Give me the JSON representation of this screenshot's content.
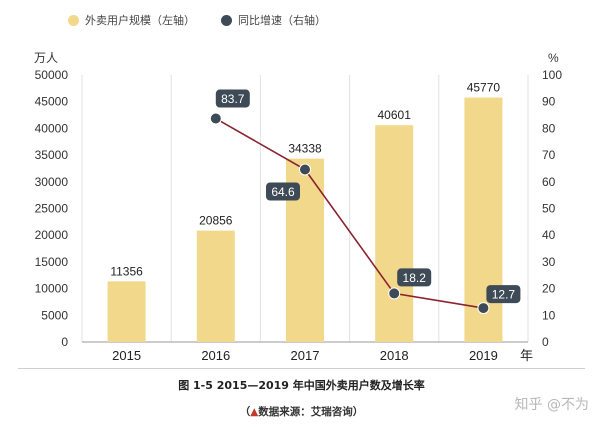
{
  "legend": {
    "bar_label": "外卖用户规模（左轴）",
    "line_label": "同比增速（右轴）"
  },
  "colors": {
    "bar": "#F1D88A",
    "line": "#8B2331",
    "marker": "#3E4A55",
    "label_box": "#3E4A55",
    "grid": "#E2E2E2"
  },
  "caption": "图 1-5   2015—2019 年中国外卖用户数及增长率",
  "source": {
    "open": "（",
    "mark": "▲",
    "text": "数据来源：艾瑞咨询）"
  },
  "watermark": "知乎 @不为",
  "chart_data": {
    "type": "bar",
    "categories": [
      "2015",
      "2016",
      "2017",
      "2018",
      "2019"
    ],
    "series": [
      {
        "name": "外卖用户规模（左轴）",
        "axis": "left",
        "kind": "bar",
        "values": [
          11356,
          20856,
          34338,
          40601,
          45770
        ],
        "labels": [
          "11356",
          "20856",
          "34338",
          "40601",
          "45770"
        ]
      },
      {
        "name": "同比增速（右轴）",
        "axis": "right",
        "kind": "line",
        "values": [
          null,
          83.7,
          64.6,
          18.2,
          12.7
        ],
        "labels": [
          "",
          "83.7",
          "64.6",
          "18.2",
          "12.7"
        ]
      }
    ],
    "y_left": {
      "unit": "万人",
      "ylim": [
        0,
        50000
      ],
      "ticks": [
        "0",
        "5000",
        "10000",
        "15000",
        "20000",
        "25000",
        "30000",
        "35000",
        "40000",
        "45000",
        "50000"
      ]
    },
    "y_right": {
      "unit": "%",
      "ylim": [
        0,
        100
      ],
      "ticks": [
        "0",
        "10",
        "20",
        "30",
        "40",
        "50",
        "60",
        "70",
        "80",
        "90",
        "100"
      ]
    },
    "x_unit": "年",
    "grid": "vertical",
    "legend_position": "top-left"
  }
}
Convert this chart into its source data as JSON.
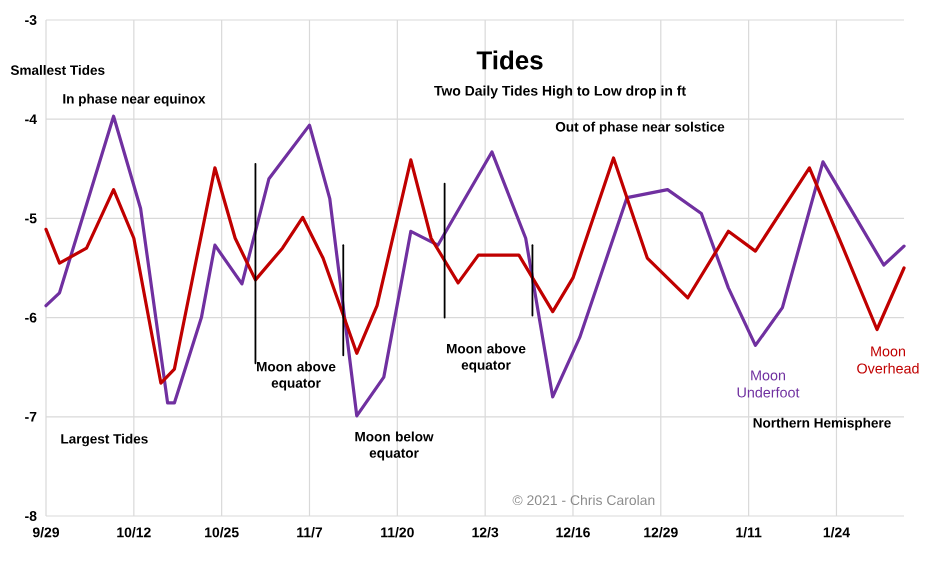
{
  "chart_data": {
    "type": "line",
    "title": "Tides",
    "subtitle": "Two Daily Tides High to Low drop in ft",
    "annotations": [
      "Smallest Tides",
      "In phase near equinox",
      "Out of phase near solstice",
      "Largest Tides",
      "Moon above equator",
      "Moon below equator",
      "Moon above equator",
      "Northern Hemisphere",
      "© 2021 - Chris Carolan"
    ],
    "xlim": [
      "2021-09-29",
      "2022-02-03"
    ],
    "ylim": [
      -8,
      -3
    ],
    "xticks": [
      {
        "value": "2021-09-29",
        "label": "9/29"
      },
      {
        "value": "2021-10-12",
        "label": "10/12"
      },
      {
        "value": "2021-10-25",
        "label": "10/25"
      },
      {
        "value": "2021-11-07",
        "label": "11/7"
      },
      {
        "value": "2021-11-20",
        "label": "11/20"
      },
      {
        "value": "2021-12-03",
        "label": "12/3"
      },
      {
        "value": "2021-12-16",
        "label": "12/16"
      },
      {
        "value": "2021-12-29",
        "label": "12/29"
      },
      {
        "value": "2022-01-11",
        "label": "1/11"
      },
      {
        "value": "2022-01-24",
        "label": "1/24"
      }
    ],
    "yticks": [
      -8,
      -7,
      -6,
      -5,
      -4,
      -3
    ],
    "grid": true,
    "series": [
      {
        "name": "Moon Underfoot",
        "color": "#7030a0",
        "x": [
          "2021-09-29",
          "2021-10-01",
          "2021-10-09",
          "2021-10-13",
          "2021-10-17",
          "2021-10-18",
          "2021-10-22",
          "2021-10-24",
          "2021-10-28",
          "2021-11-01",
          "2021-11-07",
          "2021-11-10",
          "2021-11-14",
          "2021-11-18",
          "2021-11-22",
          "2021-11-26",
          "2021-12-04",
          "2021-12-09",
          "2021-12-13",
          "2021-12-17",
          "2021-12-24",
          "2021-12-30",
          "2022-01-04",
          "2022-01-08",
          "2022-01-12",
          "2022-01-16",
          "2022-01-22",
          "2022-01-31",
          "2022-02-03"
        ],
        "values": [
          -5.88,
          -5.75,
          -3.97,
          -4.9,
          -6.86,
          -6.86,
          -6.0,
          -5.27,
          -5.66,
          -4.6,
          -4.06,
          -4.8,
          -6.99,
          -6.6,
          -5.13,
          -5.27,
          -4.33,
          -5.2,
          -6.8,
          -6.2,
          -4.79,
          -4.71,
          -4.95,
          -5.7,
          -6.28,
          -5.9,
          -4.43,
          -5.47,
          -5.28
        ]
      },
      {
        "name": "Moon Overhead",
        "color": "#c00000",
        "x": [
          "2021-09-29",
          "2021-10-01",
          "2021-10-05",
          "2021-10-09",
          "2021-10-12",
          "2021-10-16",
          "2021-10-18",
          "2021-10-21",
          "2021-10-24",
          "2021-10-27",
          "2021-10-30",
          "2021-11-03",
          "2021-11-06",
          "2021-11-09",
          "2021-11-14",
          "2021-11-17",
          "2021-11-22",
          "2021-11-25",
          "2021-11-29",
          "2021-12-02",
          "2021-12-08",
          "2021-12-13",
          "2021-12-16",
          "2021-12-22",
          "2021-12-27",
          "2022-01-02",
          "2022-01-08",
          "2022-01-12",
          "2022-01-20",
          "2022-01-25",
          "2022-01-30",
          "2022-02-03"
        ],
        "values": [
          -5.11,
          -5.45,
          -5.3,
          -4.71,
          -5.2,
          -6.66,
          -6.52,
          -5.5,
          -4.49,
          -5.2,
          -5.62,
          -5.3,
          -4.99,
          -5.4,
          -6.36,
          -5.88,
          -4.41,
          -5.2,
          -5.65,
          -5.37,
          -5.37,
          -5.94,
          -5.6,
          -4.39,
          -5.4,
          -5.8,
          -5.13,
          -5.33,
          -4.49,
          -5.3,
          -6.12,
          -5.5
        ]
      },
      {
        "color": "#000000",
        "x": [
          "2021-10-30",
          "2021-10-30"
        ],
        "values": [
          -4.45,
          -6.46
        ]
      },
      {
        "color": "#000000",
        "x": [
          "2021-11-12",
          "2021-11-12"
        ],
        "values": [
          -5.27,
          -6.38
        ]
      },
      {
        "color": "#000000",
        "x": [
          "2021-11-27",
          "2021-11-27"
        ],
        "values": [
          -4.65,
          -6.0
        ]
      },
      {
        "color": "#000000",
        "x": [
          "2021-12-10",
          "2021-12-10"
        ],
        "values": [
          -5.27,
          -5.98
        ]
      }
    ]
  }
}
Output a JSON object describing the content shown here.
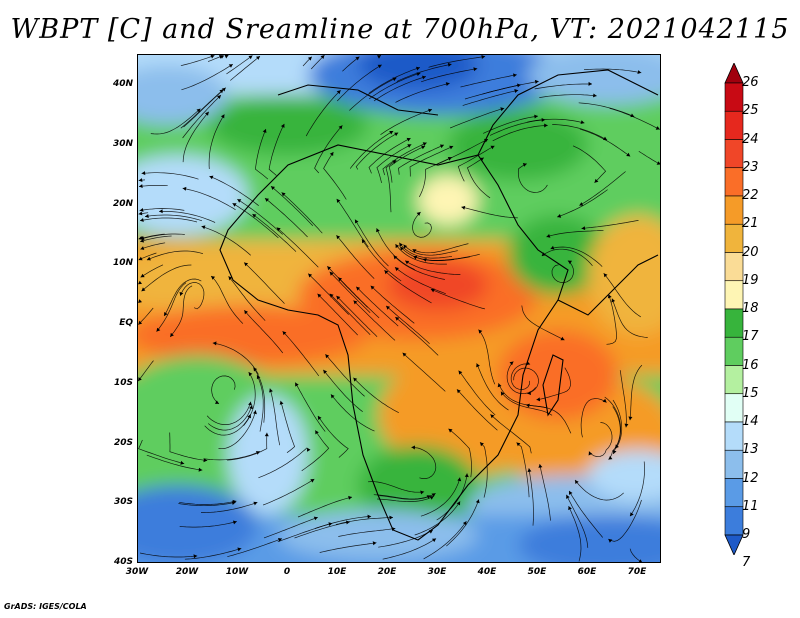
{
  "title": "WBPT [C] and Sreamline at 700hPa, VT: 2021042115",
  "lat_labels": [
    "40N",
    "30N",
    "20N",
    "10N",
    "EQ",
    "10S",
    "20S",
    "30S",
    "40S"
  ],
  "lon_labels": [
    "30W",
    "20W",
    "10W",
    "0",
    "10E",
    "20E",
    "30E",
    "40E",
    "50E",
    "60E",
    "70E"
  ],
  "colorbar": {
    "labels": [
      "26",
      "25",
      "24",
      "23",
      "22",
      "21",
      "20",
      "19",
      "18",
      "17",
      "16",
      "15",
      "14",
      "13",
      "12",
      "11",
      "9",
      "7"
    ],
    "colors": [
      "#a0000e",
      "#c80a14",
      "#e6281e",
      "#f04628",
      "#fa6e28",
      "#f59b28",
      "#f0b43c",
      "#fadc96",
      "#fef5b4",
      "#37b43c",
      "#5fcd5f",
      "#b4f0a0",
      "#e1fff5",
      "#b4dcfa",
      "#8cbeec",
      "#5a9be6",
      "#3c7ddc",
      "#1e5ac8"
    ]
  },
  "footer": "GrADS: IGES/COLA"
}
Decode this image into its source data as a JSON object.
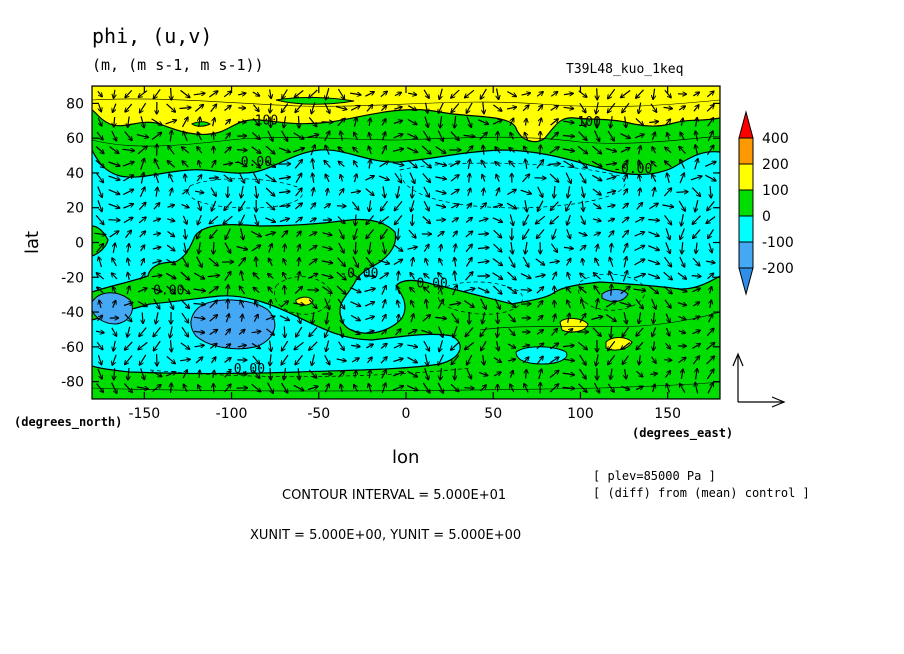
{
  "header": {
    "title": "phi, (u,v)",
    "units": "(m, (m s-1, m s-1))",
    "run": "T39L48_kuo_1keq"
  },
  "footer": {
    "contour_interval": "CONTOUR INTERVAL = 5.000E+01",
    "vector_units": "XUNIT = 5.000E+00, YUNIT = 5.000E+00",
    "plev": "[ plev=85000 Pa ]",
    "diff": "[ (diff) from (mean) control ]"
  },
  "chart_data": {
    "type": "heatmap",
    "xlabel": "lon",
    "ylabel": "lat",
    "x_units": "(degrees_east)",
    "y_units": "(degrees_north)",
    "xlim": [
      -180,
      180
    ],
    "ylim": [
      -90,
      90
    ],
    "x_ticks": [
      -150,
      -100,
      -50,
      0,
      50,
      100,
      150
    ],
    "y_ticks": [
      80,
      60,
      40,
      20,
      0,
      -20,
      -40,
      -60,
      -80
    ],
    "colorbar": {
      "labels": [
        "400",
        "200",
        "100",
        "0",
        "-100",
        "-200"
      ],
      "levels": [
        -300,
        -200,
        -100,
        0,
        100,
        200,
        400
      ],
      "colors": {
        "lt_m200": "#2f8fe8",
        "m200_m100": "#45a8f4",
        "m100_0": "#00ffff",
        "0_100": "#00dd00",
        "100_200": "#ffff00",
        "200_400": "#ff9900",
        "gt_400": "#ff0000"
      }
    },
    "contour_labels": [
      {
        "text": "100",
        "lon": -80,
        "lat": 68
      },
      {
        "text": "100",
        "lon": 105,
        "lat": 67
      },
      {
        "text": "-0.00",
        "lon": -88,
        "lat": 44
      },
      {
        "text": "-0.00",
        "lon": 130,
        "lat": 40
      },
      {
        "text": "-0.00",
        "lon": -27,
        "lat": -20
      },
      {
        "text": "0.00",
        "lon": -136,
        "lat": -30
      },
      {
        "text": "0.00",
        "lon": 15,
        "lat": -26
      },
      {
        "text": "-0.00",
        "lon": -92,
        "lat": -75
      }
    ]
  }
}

_ _ _ _ _ _ _

Set problem: Lines containing the word "phase" must all be returned from the material above.

Task result:
      "In phase near equinox",
      "Out of phase near solstice",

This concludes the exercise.